DATASET RECORDS:
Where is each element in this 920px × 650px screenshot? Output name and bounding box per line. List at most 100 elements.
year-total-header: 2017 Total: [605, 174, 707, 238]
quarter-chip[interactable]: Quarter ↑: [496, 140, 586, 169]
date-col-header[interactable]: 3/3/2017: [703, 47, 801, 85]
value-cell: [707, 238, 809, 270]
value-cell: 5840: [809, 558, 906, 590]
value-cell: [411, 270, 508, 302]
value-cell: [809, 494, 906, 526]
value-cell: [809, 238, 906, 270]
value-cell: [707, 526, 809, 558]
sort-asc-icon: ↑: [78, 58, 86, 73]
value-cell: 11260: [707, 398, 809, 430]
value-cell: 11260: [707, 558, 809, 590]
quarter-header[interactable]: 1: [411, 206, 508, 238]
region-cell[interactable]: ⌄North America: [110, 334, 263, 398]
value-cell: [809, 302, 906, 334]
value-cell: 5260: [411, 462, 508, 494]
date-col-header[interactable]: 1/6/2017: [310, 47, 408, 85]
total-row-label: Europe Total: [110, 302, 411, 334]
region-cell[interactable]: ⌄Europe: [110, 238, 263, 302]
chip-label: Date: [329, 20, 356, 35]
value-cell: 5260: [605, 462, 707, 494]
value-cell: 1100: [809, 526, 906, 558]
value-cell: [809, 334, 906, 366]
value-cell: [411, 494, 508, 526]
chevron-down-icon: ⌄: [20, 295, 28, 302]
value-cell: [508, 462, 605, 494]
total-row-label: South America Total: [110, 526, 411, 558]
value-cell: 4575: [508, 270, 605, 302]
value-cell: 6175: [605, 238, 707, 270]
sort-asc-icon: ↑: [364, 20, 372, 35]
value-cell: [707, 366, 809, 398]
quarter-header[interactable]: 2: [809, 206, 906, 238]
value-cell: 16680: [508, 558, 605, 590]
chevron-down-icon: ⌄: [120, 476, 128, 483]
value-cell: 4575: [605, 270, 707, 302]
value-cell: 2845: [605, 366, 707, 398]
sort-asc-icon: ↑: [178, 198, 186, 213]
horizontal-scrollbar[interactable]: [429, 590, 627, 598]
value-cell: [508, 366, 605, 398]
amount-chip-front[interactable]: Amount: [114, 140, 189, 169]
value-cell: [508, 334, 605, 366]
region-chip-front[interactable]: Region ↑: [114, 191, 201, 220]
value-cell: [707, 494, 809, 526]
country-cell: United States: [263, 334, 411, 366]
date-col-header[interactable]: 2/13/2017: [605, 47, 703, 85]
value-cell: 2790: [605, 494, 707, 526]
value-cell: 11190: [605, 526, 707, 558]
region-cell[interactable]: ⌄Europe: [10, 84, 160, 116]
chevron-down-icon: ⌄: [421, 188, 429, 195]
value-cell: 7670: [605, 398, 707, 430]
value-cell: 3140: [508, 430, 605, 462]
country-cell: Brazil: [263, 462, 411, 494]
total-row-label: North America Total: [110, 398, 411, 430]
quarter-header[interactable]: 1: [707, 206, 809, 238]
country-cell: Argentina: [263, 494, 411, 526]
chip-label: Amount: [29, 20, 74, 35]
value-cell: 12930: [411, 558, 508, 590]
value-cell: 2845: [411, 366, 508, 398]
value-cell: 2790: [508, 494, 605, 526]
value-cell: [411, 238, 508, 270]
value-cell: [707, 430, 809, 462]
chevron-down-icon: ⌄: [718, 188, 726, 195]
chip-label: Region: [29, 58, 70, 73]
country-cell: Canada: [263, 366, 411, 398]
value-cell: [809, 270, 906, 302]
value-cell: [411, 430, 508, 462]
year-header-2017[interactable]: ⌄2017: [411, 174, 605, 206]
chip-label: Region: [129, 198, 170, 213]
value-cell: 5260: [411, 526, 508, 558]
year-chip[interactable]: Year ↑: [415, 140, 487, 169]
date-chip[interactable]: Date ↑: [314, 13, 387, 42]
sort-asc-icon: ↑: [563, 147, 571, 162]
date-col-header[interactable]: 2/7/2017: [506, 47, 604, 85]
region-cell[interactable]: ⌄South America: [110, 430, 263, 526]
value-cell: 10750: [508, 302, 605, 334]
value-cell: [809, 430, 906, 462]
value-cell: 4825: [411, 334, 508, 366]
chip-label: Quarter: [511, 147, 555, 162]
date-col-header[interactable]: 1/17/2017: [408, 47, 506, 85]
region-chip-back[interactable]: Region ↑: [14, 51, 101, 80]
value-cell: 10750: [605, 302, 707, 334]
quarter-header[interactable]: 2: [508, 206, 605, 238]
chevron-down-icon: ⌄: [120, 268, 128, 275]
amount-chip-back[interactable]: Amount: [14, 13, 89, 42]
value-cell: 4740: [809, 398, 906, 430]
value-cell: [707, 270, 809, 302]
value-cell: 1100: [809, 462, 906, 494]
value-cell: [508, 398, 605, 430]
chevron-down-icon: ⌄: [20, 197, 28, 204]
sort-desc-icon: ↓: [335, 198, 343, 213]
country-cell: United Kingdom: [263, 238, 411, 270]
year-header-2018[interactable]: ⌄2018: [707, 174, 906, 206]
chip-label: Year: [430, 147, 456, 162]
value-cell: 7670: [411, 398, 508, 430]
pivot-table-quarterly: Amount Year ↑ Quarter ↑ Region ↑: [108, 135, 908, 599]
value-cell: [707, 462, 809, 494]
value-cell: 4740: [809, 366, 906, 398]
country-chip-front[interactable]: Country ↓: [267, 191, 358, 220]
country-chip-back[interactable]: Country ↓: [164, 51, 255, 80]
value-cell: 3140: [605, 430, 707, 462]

REQUIREMENT: Copy all of the items above word for word.

FULL OUTPUT:
Where is each element in this 920px × 650px screenshot? Output name and bounding box per line. List at most 100 elements.
year-total-header: 2017 Total: [605, 174, 707, 238]
quarter-chip[interactable]: Quarter ↑: [496, 140, 586, 169]
date-col-header[interactable]: 3/3/2017: [703, 47, 801, 85]
value-cell: [707, 238, 809, 270]
value-cell: 5840: [809, 558, 906, 590]
value-cell: [411, 270, 508, 302]
value-cell: [809, 494, 906, 526]
value-cell: [809, 238, 906, 270]
value-cell: [707, 526, 809, 558]
sort-asc-icon: ↑: [78, 58, 86, 73]
value-cell: 11260: [707, 398, 809, 430]
value-cell: 11260: [707, 558, 809, 590]
quarter-header[interactable]: 1: [411, 206, 508, 238]
region-cell[interactable]: ⌄North America: [110, 334, 263, 398]
value-cell: [809, 302, 906, 334]
value-cell: 5260: [411, 462, 508, 494]
date-col-header[interactable]: 1/6/2017: [310, 47, 408, 85]
total-row-label: Europe Total: [110, 302, 411, 334]
region-cell[interactable]: ⌄Europe: [110, 238, 263, 302]
chip-label: Date: [329, 20, 356, 35]
value-cell: 5260: [605, 462, 707, 494]
value-cell: 1100: [809, 526, 906, 558]
value-cell: [809, 334, 906, 366]
value-cell: [411, 494, 508, 526]
chevron-down-icon: ⌄: [20, 295, 28, 302]
value-cell: [508, 462, 605, 494]
total-row-label: South America Total: [110, 526, 411, 558]
value-cell: 4575: [508, 270, 605, 302]
value-cell: 6175: [605, 238, 707, 270]
sort-asc-icon: ↑: [364, 20, 372, 35]
value-cell: [707, 366, 809, 398]
quarter-header[interactable]: 2: [809, 206, 906, 238]
value-cell: 16680: [508, 558, 605, 590]
chevron-down-icon: ⌄: [120, 476, 128, 483]
value-cell: 4575: [605, 270, 707, 302]
value-cell: 2845: [605, 366, 707, 398]
sort-asc-icon: ↑: [178, 198, 186, 213]
horizontal-scrollbar[interactable]: [429, 590, 627, 598]
value-cell: [508, 366, 605, 398]
amount-chip-front[interactable]: Amount: [114, 140, 189, 169]
value-cell: [508, 334, 605, 366]
region-chip-front[interactable]: Region ↑: [114, 191, 201, 220]
value-cell: [707, 494, 809, 526]
country-cell: United States: [263, 334, 411, 366]
date-col-header[interactable]: 2/13/2017: [605, 47, 703, 85]
value-cell: 2790: [605, 494, 707, 526]
value-cell: 11190: [605, 526, 707, 558]
region-cell[interactable]: ⌄Europe: [10, 84, 160, 116]
chevron-down-icon: ⌄: [421, 188, 429, 195]
value-cell: 7670: [605, 398, 707, 430]
value-cell: 3140: [508, 430, 605, 462]
country-cell: Brazil: [263, 462, 411, 494]
total-row-label: North America Total: [110, 398, 411, 430]
quarter-header[interactable]: 1: [707, 206, 809, 238]
country-cell: Argentina: [263, 494, 411, 526]
chip-label: Amount: [29, 20, 74, 35]
value-cell: 12930: [411, 558, 508, 590]
value-cell: 2845: [411, 366, 508, 398]
value-cell: 2790: [508, 494, 605, 526]
value-cell: [411, 238, 508, 270]
value-cell: [707, 430, 809, 462]
chevron-down-icon: ⌄: [718, 188, 726, 195]
chip-label: Region: [29, 58, 70, 73]
country-cell: Canada: [263, 366, 411, 398]
value-cell: [809, 270, 906, 302]
value-cell: [411, 430, 508, 462]
year-header-2017[interactable]: ⌄2017: [411, 174, 605, 206]
chip-label: Region: [129, 198, 170, 213]
value-cell: 5260: [411, 526, 508, 558]
year-chip[interactable]: Year ↑: [415, 140, 487, 169]
date-chip[interactable]: Date ↑: [314, 13, 387, 42]
sort-asc-icon: ↑: [563, 147, 571, 162]
date-col-header[interactable]: 2/7/2017: [506, 47, 604, 85]
region-cell[interactable]: ⌄South America: [110, 430, 263, 526]
value-cell: 10750: [508, 302, 605, 334]
value-cell: [809, 430, 906, 462]
value-cell: 4825: [411, 334, 508, 366]
chip-label: Quarter: [511, 147, 555, 162]
date-col-header[interactable]: 1/17/2017: [408, 47, 506, 85]
region-chip-back[interactable]: Region ↑: [14, 51, 101, 80]
value-cell: 10750: [605, 302, 707, 334]
quarter-header[interactable]: 2: [508, 206, 605, 238]
chevron-down-icon: ⌄: [120, 268, 128, 275]
amount-chip-back[interactable]: Amount: [14, 13, 89, 42]
value-cell: 4740: [809, 398, 906, 430]
value-cell: [707, 270, 809, 302]
value-cell: 1100: [809, 462, 906, 494]
value-cell: [508, 398, 605, 430]
chevron-down-icon: ⌄: [20, 197, 28, 204]
sort-desc-icon: ↓: [335, 198, 343, 213]
country-cell: United Kingdom: [263, 238, 411, 270]
year-header-2018[interactable]: ⌄2018: [707, 174, 906, 206]
chip-label: Year: [430, 147, 456, 162]
value-cell: 7670: [411, 398, 508, 430]
pivot-table-quarterly: Amount Year ↑ Quarter ↑ Region ↑: [108, 135, 908, 599]
value-cell: [707, 462, 809, 494]
value-cell: 4740: [809, 366, 906, 398]
country-chip-front[interactable]: Country ↓: [267, 191, 358, 220]
country-chip-back[interactable]: Country ↓: [164, 51, 255, 80]
value-cell: 3140: [605, 430, 707, 462]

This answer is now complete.